• Exercise material

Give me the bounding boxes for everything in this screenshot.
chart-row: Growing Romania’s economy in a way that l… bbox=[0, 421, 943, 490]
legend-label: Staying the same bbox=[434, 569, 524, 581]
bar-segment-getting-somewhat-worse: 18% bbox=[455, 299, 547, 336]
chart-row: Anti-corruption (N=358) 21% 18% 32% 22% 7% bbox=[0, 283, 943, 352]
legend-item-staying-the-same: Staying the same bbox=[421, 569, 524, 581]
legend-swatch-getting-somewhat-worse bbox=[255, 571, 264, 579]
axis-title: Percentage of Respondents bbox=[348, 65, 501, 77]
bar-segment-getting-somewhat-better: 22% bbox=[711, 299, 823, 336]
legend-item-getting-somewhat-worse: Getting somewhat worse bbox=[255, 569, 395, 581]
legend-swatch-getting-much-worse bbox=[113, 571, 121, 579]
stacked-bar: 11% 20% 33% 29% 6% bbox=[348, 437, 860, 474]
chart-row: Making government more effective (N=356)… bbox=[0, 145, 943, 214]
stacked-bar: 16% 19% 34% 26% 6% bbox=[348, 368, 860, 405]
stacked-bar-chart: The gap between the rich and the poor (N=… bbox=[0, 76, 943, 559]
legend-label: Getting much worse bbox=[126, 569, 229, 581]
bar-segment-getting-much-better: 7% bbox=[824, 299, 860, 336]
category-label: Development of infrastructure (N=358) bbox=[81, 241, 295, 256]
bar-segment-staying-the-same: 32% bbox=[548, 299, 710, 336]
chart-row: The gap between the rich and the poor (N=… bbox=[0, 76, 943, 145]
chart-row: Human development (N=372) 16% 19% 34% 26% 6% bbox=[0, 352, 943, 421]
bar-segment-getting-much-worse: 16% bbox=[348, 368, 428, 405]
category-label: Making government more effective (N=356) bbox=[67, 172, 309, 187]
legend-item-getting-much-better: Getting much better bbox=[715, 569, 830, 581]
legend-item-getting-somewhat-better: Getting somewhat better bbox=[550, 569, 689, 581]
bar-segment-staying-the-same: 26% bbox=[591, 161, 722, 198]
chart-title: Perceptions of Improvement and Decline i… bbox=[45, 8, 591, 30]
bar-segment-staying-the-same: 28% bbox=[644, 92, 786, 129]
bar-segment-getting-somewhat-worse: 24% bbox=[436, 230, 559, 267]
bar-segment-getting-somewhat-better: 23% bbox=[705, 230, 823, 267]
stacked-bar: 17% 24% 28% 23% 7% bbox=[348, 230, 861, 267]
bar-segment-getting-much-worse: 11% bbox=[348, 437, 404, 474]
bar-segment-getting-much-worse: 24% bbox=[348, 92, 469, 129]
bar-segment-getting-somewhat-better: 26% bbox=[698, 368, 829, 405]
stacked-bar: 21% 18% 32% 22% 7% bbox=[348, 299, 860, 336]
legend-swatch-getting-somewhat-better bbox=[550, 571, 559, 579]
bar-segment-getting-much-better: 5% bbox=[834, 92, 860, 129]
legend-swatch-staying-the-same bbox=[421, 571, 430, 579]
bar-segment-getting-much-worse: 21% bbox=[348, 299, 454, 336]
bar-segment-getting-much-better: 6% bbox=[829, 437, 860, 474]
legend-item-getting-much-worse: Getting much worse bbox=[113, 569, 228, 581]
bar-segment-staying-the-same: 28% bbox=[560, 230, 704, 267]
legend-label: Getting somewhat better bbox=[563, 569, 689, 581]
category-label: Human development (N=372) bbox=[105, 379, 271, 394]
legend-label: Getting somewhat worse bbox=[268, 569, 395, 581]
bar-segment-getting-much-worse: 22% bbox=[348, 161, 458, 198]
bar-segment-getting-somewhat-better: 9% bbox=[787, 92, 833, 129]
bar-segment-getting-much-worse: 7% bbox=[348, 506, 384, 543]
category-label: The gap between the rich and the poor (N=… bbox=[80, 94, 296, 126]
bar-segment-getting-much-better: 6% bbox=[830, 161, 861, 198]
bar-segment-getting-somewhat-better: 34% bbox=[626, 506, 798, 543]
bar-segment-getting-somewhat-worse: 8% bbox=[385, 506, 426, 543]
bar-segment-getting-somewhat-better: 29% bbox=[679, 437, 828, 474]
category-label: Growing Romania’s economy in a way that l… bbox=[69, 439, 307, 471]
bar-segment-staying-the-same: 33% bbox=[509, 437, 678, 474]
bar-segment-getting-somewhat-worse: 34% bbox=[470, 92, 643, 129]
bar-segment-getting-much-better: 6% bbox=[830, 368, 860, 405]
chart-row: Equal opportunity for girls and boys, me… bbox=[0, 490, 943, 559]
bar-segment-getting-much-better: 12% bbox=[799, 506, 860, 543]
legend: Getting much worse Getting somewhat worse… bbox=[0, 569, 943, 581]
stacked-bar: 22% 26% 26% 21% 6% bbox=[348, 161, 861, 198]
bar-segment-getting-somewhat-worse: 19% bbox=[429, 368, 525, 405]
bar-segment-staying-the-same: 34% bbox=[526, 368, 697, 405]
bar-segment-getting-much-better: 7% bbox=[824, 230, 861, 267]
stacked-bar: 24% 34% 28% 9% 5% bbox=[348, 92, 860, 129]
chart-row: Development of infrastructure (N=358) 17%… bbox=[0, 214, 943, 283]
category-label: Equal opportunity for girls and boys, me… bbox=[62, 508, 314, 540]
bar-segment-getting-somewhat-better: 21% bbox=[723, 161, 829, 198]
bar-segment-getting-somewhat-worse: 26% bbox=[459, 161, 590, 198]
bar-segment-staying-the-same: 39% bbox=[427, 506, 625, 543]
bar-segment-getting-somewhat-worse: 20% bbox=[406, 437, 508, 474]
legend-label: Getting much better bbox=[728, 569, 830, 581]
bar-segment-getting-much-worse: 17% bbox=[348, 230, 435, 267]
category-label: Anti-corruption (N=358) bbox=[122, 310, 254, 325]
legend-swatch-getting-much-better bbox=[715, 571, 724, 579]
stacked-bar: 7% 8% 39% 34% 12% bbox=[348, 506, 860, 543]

• Written request
Starting at the top of the listing and ending at the line that contains "299, 823, 336]", write those lines out again, changing "Respondents" to "People Surveyed" and leaving everything else the same.

• Result
Give me the bounding boxes for everything in this screenshot.
chart-row: Growing Romania’s economy in a way that l… bbox=[0, 421, 943, 490]
legend-label: Staying the same bbox=[434, 569, 524, 581]
bar-segment-getting-somewhat-worse: 18% bbox=[455, 299, 547, 336]
chart-row: Anti-corruption (N=358) 21% 18% 32% 22% 7% bbox=[0, 283, 943, 352]
legend-item-staying-the-same: Staying the same bbox=[421, 569, 524, 581]
legend-swatch-getting-somewhat-worse bbox=[255, 571, 264, 579]
axis-title: Percentage of People Surveyed bbox=[348, 65, 501, 77]
bar-segment-getting-somewhat-better: 22% bbox=[711, 299, 823, 336]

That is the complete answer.